• Work to be completed: Quote the entries that follow exactly, leaving none out.

• Given records:
--- Start ---
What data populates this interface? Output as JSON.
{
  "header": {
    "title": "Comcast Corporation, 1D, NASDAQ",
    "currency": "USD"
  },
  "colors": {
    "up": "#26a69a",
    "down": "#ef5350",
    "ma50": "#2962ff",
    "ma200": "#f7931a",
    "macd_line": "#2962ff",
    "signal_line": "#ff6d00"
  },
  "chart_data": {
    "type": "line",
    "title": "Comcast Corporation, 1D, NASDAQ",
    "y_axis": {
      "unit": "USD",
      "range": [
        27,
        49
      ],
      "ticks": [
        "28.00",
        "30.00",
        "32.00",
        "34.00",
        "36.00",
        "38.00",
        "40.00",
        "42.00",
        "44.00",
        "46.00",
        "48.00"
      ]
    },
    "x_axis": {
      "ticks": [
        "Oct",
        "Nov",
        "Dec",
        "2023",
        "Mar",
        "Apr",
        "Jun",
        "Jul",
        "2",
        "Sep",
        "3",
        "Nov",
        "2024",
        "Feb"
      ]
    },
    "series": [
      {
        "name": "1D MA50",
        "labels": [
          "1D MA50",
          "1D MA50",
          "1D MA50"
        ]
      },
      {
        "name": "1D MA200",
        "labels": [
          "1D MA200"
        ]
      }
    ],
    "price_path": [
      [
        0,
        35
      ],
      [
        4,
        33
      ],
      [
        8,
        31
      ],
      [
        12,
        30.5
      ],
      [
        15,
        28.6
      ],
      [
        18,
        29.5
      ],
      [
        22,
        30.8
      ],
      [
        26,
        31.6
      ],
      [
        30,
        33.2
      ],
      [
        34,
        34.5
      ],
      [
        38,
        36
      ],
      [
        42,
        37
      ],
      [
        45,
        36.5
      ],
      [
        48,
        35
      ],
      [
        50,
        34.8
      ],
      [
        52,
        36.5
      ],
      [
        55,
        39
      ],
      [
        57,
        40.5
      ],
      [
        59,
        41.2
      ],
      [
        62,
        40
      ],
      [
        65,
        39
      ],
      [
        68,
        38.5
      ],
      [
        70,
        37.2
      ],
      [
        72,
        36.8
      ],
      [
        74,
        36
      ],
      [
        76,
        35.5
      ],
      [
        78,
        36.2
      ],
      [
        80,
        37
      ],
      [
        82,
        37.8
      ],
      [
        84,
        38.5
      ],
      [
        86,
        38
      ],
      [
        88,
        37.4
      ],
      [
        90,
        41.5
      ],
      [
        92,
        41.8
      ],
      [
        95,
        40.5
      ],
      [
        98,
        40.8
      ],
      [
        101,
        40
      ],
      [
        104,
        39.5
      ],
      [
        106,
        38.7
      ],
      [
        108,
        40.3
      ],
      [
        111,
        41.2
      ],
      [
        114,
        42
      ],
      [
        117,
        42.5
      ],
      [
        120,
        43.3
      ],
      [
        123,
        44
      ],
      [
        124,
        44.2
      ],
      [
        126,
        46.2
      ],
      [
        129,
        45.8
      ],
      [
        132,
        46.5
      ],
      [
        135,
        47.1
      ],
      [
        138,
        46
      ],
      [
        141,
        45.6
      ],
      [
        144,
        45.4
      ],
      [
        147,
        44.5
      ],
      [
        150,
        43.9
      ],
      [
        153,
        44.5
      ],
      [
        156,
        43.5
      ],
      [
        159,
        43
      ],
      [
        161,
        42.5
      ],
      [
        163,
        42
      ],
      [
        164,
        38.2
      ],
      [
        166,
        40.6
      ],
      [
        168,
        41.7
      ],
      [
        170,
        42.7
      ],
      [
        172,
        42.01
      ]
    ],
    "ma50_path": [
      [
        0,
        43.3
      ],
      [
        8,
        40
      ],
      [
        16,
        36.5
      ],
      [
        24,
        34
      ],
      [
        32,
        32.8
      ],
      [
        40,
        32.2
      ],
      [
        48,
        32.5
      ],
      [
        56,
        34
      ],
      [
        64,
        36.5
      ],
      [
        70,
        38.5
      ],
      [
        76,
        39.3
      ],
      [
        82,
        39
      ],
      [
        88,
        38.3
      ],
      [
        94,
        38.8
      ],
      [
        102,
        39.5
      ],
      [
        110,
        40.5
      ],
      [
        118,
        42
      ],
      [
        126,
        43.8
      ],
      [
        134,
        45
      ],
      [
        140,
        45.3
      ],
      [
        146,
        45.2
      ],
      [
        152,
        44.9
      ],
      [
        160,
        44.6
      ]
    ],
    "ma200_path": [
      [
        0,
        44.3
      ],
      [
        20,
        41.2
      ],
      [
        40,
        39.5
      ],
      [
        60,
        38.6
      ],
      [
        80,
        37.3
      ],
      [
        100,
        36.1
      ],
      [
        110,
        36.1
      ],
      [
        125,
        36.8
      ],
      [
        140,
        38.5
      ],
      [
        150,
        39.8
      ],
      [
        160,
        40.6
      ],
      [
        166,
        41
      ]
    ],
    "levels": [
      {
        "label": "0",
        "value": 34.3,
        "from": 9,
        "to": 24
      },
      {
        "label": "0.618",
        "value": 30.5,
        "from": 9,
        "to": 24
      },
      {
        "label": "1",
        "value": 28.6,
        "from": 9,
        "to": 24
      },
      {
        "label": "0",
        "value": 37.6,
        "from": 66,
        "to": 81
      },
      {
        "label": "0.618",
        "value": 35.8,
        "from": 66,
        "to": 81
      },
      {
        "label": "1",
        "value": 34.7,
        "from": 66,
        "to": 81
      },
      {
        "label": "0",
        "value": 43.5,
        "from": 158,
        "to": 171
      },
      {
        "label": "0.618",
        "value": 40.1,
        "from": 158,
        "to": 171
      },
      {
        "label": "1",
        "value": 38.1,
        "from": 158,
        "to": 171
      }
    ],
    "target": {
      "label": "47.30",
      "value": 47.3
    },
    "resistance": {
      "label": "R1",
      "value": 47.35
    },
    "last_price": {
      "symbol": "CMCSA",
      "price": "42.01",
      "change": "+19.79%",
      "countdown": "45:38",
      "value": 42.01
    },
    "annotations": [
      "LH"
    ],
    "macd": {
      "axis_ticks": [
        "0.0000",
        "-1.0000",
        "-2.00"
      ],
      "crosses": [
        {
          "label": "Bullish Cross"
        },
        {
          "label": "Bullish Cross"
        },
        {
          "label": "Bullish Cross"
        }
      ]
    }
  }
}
--- End ---
• Solution:
What data populates this interface? Output as JSON.
{
  "header": {
    "title": "Comcast Corporation, 1D, NASDAQ",
    "currency": "USD"
  },
  "colors": {
    "up": "#26a69a",
    "down": "#ef5350",
    "ma50": "#2962ff",
    "ma200": "#f7931a",
    "macd_line": "#2962ff",
    "signal_line": "#ff6d00"
  },
  "chart_data": {
    "type": "line",
    "title": "Comcast Corporation, 1D, NASDAQ",
    "y_axis": {
      "unit": "USD",
      "range": [
        27,
        49
      ],
      "ticks": [
        "28.00",
        "30.00",
        "32.00",
        "34.00",
        "36.00",
        "38.00",
        "40.00",
        "42.00",
        "44.00",
        "46.00",
        "48.00"
      ]
    },
    "x_axis": {
      "ticks": [
        "Oct",
        "Nov",
        "Dec",
        "2023",
        "Mar",
        "Apr",
        "Jun",
        "Jul",
        "2",
        "Sep",
        "3",
        "Nov",
        "2024",
        "Feb"
      ]
    },
    "series": [
      {
        "name": "1D MA50",
        "labels": [
          "1D MA50",
          "1D MA50",
          "1D MA50"
        ]
      },
      {
        "name": "1D MA200",
        "labels": [
          "1D MA200"
        ]
      }
    ],
    "price_path": [
      [
        0,
        35
      ],
      [
        4,
        33
      ],
      [
        8,
        31
      ],
      [
        12,
        30.5
      ],
      [
        15,
        28.6
      ],
      [
        18,
        29.5
      ],
      [
        22,
        30.8
      ],
      [
        26,
        31.6
      ],
      [
        30,
        33.2
      ],
      [
        34,
        34.5
      ],
      [
        38,
        36
      ],
      [
        42,
        37
      ],
      [
        45,
        36.5
      ],
      [
        48,
        35
      ],
      [
        50,
        34.8
      ],
      [
        52,
        36.5
      ],
      [
        55,
        39
      ],
      [
        57,
        40.5
      ],
      [
        59,
        41.2
      ],
      [
        62,
        40
      ],
      [
        65,
        39
      ],
      [
        68,
        38.5
      ],
      [
        70,
        37.2
      ],
      [
        72,
        36.8
      ],
      [
        74,
        36
      ],
      [
        76,
        35.5
      ],
      [
        78,
        36.2
      ],
      [
        80,
        37
      ],
      [
        82,
        37.8
      ],
      [
        84,
        38.5
      ],
      [
        86,
        38
      ],
      [
        88,
        37.4
      ],
      [
        90,
        41.5
      ],
      [
        92,
        41.8
      ],
      [
        95,
        40.5
      ],
      [
        98,
        40.8
      ],
      [
        101,
        40
      ],
      [
        104,
        39.5
      ],
      [
        106,
        38.7
      ],
      [
        108,
        40.3
      ],
      [
        111,
        41.2
      ],
      [
        114,
        42
      ],
      [
        117,
        42.5
      ],
      [
        120,
        43.3
      ],
      [
        123,
        44
      ],
      [
        124,
        44.2
      ],
      [
        126,
        46.2
      ],
      [
        129,
        45.8
      ],
      [
        132,
        46.5
      ],
      [
        135,
        47.1
      ],
      [
        138,
        46
      ],
      [
        141,
        45.6
      ],
      [
        144,
        45.4
      ],
      [
        147,
        44.5
      ],
      [
        150,
        43.9
      ],
      [
        153,
        44.5
      ],
      [
        156,
        43.5
      ],
      [
        159,
        43
      ],
      [
        161,
        42.5
      ],
      [
        163,
        42
      ],
      [
        164,
        38.2
      ],
      [
        166,
        40.6
      ],
      [
        168,
        41.7
      ],
      [
        170,
        42.7
      ],
      [
        172,
        42.01
      ]
    ],
    "ma50_path": [
      [
        0,
        43.3
      ],
      [
        8,
        40
      ],
      [
        16,
        36.5
      ],
      [
        24,
        34
      ],
      [
        32,
        32.8
      ],
      [
        40,
        32.2
      ],
      [
        48,
        32.5
      ],
      [
        56,
        34
      ],
      [
        64,
        36.5
      ],
      [
        70,
        38.5
      ],
      [
        76,
        39.3
      ],
      [
        82,
        39
      ],
      [
        88,
        38.3
      ],
      [
        94,
        38.8
      ],
      [
        102,
        39.5
      ],
      [
        110,
        40.5
      ],
      [
        118,
        42
      ],
      [
        126,
        43.8
      ],
      [
        134,
        45
      ],
      [
        140,
        45.3
      ],
      [
        146,
        45.2
      ],
      [
        152,
        44.9
      ],
      [
        160,
        44.6
      ]
    ],
    "ma200_path": [
      [
        0,
        44.3
      ],
      [
        20,
        41.2
      ],
      [
        40,
        39.5
      ],
      [
        60,
        38.6
      ],
      [
        80,
        37.3
      ],
      [
        100,
        36.1
      ],
      [
        110,
        36.1
      ],
      [
        125,
        36.8
      ],
      [
        140,
        38.5
      ],
      [
        150,
        39.8
      ],
      [
        160,
        40.6
      ],
      [
        166,
        41
      ]
    ],
    "levels": [
      {
        "label": "0",
        "value": 34.3,
        "from": 9,
        "to": 24
      },
      {
        "label": "0.618",
        "value": 30.5,
        "from": 9,
        "to": 24
      },
      {
        "label": "1",
        "value": 28.6,
        "from": 9,
        "to": 24
      },
      {
        "label": "0",
        "value": 37.6,
        "from": 66,
        "to": 81
      },
      {
        "label": "0.618",
        "value": 35.8,
        "from": 66,
        "to": 81
      },
      {
        "label": "1",
        "value": 34.7,
        "from": 66,
        "to": 81
      },
      {
        "label": "0",
        "value": 43.5,
        "from": 158,
        "to": 171
      },
      {
        "label": "0.618",
        "value": 40.1,
        "from": 158,
        "to": 171
      },
      {
        "label": "1",
        "value": 38.1,
        "from": 158,
        "to": 171
      }
    ],
    "target": {
      "label": "47.30",
      "value": 47.3
    },
    "resistance": {
      "label": "R1",
      "value": 47.35
    },
    "last_price": {
      "symbol": "CMCSA",
      "price": "42.01",
      "change": "+19.79%",
      "countdown": "45:38",
      "value": 42.01
    },
    "annotations": [
      "LH"
    ],
    "macd": {
      "axis_ticks": [
        "0.0000",
        "-1.0000",
        "-2.00"
      ],
      "crosses": [
        {
          "label": "Bullish Cross"
        },
        {
          "label": "Bullish Cross"
        },
        {
          "label": "Bullish Cross"
        }
      ]
    }
  }
}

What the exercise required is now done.